◆ **Exercise objective**: Scan the entries below and count the lines holding the string "image". Supply only the number.

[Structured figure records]
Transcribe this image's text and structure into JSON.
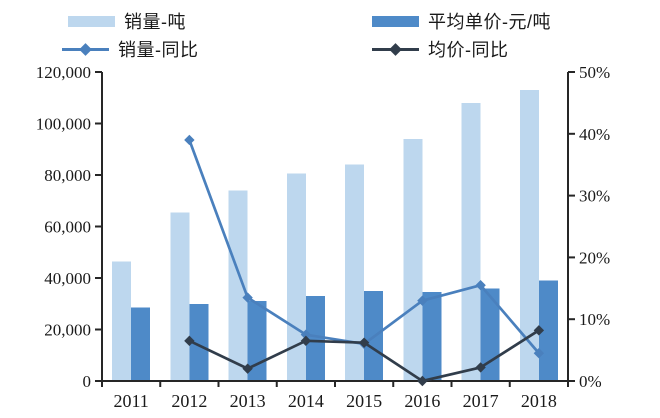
{
  "page": {
    "background": "#ffffff"
  },
  "colors": {
    "volume_bar": "#bdd7ee",
    "price_bar": "#4e8ac8",
    "volume_line": "#4a80bd",
    "price_line": "#313d4b",
    "axis": "#262626",
    "text": "#1a1a1a"
  },
  "chart_data": {
    "type": "combo-bar-line",
    "title": "",
    "categories": [
      "2011",
      "2012",
      "2013",
      "2014",
      "2015",
      "2016",
      "2017",
      "2018"
    ],
    "series": [
      {
        "name": "销量-吨",
        "type": "bar",
        "axis": "left",
        "color": "#bdd7ee",
        "values": [
          46500,
          65500,
          74000,
          80500,
          84000,
          94000,
          108000,
          113000
        ]
      },
      {
        "name": "平均单价-元/吨",
        "type": "bar",
        "axis": "left",
        "color": "#4e8ac8",
        "values": [
          28500,
          30000,
          31000,
          33000,
          35000,
          34500,
          36000,
          39000
        ]
      },
      {
        "name": "销量-同比",
        "type": "line",
        "axis": "right",
        "marker": "diamond",
        "color": "#4a80bd",
        "values": [
          null,
          39,
          13.5,
          7.5,
          6,
          13,
          15.5,
          4.5
        ]
      },
      {
        "name": "均价-同比",
        "type": "line",
        "axis": "right",
        "marker": "diamond",
        "color": "#313d4b",
        "values": [
          null,
          6.5,
          2,
          6.5,
          6.2,
          0,
          2.2,
          8.2
        ]
      }
    ],
    "left_axis": {
      "min": 0,
      "max": 120000,
      "step": 20000,
      "tick_labels": [
        "0",
        "20,000",
        "40,000",
        "60,000",
        "80,000",
        "100,000",
        "120,000"
      ]
    },
    "right_axis": {
      "min": 0,
      "max": 50,
      "step": 10,
      "tick_labels": [
        "0%",
        "10%",
        "20%",
        "30%",
        "40%",
        "50%"
      ]
    },
    "grid": false,
    "legend_position": "top"
  }
}
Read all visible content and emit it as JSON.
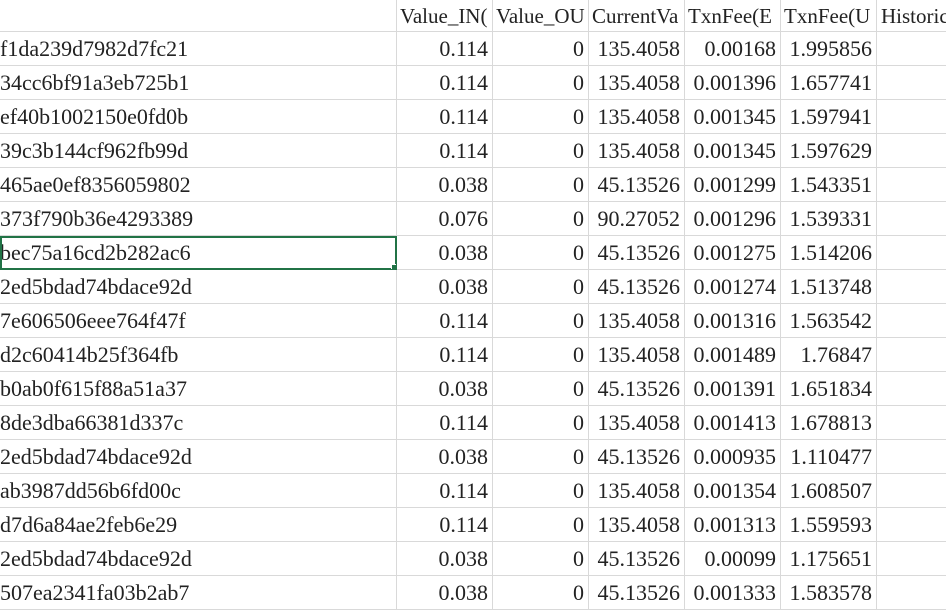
{
  "sheet": {
    "headers": [
      "",
      "Value_IN(",
      "Value_OU",
      "CurrentVa",
      "TxnFee(E",
      "TxnFee(U",
      "Historic"
    ],
    "rows": [
      [
        "f1da239d7982d7fc21",
        "0.114",
        "0",
        "135.4058",
        "0.00168",
        "1.995856",
        ""
      ],
      [
        "34cc6bf91a3eb725b1",
        "0.114",
        "0",
        "135.4058",
        "0.001396",
        "1.657741",
        ""
      ],
      [
        "ef40b1002150e0fd0b",
        "0.114",
        "0",
        "135.4058",
        "0.001345",
        "1.597941",
        ""
      ],
      [
        "39c3b144cf962fb99d",
        "0.114",
        "0",
        "135.4058",
        "0.001345",
        "1.597629",
        ""
      ],
      [
        "465ae0ef8356059802",
        "0.038",
        "0",
        "45.13526",
        "0.001299",
        "1.543351",
        ""
      ],
      [
        "373f790b36e4293389",
        "0.076",
        "0",
        "90.27052",
        "0.001296",
        "1.539331",
        ""
      ],
      [
        "bec75a16cd2b282ac6",
        "0.038",
        "0",
        "45.13526",
        "0.001275",
        "1.514206",
        ""
      ],
      [
        "2ed5bdad74bdace92d",
        "0.038",
        "0",
        "45.13526",
        "0.001274",
        "1.513748",
        ""
      ],
      [
        "7e606506eee764f47f",
        "0.114",
        "0",
        "135.4058",
        "0.001316",
        "1.563542",
        ""
      ],
      [
        "d2c60414b25f364fb",
        "0.114",
        "0",
        "135.4058",
        "0.001489",
        "1.76847",
        ""
      ],
      [
        "b0ab0f615f88a51a37",
        "0.038",
        "0",
        "45.13526",
        "0.001391",
        "1.651834",
        ""
      ],
      [
        "8de3dba66381d337c",
        "0.114",
        "0",
        "135.4058",
        "0.001413",
        "1.678813",
        ""
      ],
      [
        "2ed5bdad74bdace92d",
        "0.038",
        "0",
        "45.13526",
        "0.000935",
        "1.110477",
        ""
      ],
      [
        "ab3987dd56b6fd00c",
        "0.114",
        "0",
        "135.4058",
        "0.001354",
        "1.608507",
        ""
      ],
      [
        "d7d6a84ae2feb6e29",
        "0.114",
        "0",
        "135.4058",
        "0.001313",
        "1.559593",
        ""
      ],
      [
        "2ed5bdad74bdace92d",
        "0.038",
        "0",
        "45.13526",
        "0.00099",
        "1.175651",
        ""
      ],
      [
        "507ea2341fa03b2ab7",
        "0.038",
        "0",
        "45.13526",
        "0.001333",
        "1.583578",
        ""
      ]
    ]
  }
}
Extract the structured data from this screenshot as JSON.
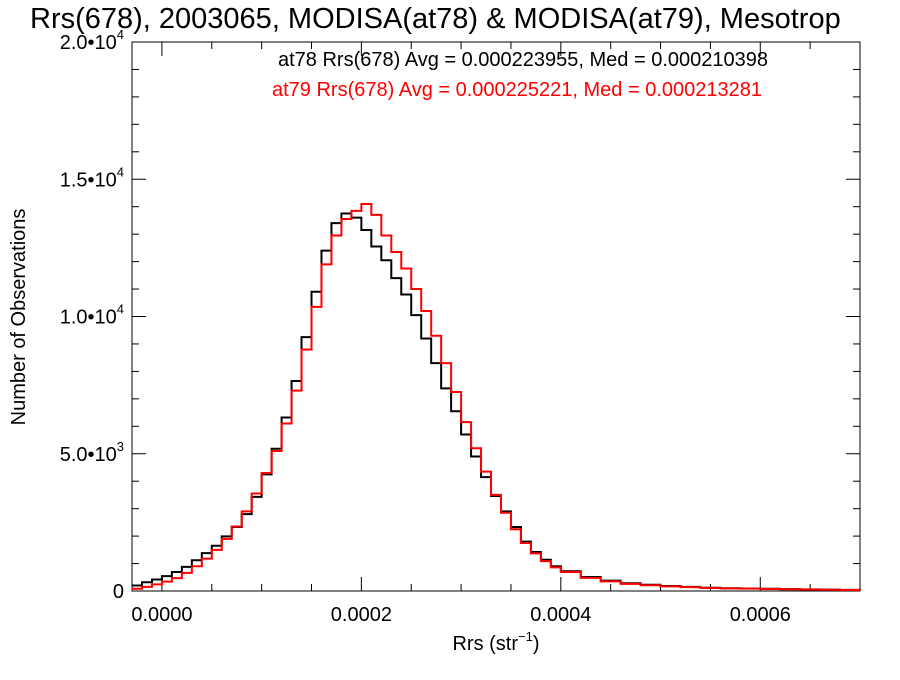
{
  "chart_data": {
    "type": "line",
    "title": "Rrs(678), 2003065, MODISA(at78) & MODISA(at79), Mesotrop",
    "xlabel": "Rrs (str",
    "xlabel_sup": "−1",
    "xlabel_suffix": ")",
    "ylabel": "Number of Observations",
    "xlim": [
      -3e-05,
      0.0007
    ],
    "ylim": [
      0,
      20000
    ],
    "grid": false,
    "x_ticks": [
      {
        "value": 0.0,
        "label": "0.0000"
      },
      {
        "value": 0.0002,
        "label": "0.0002"
      },
      {
        "value": 0.0004,
        "label": "0.0004"
      },
      {
        "value": 0.0006,
        "label": "0.0006"
      }
    ],
    "y_ticks": [
      {
        "value": 0,
        "mantissa": "0",
        "exp": ""
      },
      {
        "value": 5000,
        "mantissa": "5.0•10",
        "exp": "3"
      },
      {
        "value": 10000,
        "mantissa": "1.0•10",
        "exp": "4"
      },
      {
        "value": 15000,
        "mantissa": "1.5•10",
        "exp": "4"
      },
      {
        "value": 20000,
        "mantissa": "2.0•10",
        "exp": "4"
      }
    ],
    "annotations": [
      {
        "text": "at78 Rrs(678) Avg = 0.000223955, Med = 0.000210398",
        "color": "#000000"
      },
      {
        "text": "at79 Rrs(678) Avg = 0.000225221, Med = 0.000213281",
        "color": "#ff0000"
      }
    ],
    "series": [
      {
        "color": "#000000",
        "x": [
          -3e-05,
          -2e-05,
          -1e-05,
          0.0,
          1e-05,
          2e-05,
          3e-05,
          4e-05,
          5e-05,
          6e-05,
          7e-05,
          8e-05,
          9e-05,
          0.0001,
          0.00011,
          0.00012,
          0.00013,
          0.00014,
          0.00015,
          0.00016,
          0.00017,
          0.00018,
          0.00019,
          0.0002,
          0.00021,
          0.00022,
          0.00023,
          0.00024,
          0.00025,
          0.00026,
          0.00027,
          0.00028,
          0.00029,
          0.0003,
          0.00031,
          0.00032,
          0.00033,
          0.00034,
          0.00035,
          0.00036,
          0.00037,
          0.00038,
          0.00039,
          0.0004,
          0.00042,
          0.00044,
          0.00046,
          0.00048,
          0.0005,
          0.00052,
          0.00054,
          0.00056,
          0.00058,
          0.0006,
          0.00062,
          0.00064,
          0.00066,
          0.00068,
          0.0007
        ],
        "y": [
          200,
          320,
          420,
          540,
          690,
          880,
          1120,
          1380,
          1650,
          1990,
          2330,
          2800,
          3430,
          4250,
          5180,
          6320,
          7650,
          9250,
          10900,
          12400,
          13400,
          13750,
          13600,
          13150,
          12550,
          12050,
          11400,
          10800,
          10050,
          9200,
          8300,
          7380,
          6550,
          5700,
          4900,
          4150,
          3460,
          2900,
          2330,
          1800,
          1420,
          1140,
          900,
          720,
          510,
          380,
          280,
          230,
          180,
          150,
          120,
          100,
          90,
          80,
          70,
          60,
          50,
          40,
          30
        ]
      },
      {
        "color": "#ff0000",
        "x": [
          -3e-05,
          -2e-05,
          -1e-05,
          0.0,
          1e-05,
          2e-05,
          3e-05,
          4e-05,
          5e-05,
          6e-05,
          7e-05,
          8e-05,
          9e-05,
          0.0001,
          0.00011,
          0.00012,
          0.00013,
          0.00014,
          0.00015,
          0.00016,
          0.00017,
          0.00018,
          0.00019,
          0.0002,
          0.00021,
          0.00022,
          0.00023,
          0.00024,
          0.00025,
          0.00026,
          0.00027,
          0.00028,
          0.00029,
          0.0003,
          0.00031,
          0.00032,
          0.00033,
          0.00034,
          0.00035,
          0.00036,
          0.00037,
          0.00038,
          0.00039,
          0.0004,
          0.00042,
          0.00044,
          0.00046,
          0.00048,
          0.0005,
          0.00052,
          0.00054,
          0.00056,
          0.00058,
          0.0006,
          0.00062,
          0.00064,
          0.00066,
          0.00068,
          0.0007
        ],
        "y": [
          80,
          150,
          240,
          340,
          470,
          660,
          900,
          1180,
          1500,
          1900,
          2350,
          2900,
          3550,
          4300,
          5100,
          6100,
          7300,
          8800,
          10350,
          11900,
          12950,
          13550,
          13850,
          14100,
          13700,
          12950,
          12350,
          11750,
          11000,
          10200,
          9300,
          8300,
          7250,
          6150,
          5200,
          4350,
          3500,
          2850,
          2250,
          1750,
          1370,
          1090,
          860,
          690,
          480,
          350,
          260,
          210,
          170,
          140,
          110,
          95,
          85,
          75,
          65,
          55,
          45,
          35,
          25
        ]
      }
    ]
  }
}
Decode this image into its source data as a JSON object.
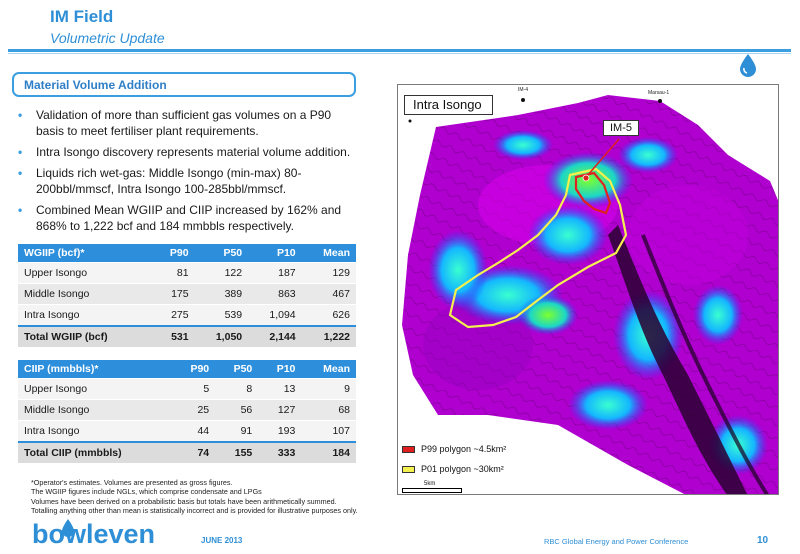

◆ **Result of this task**: 2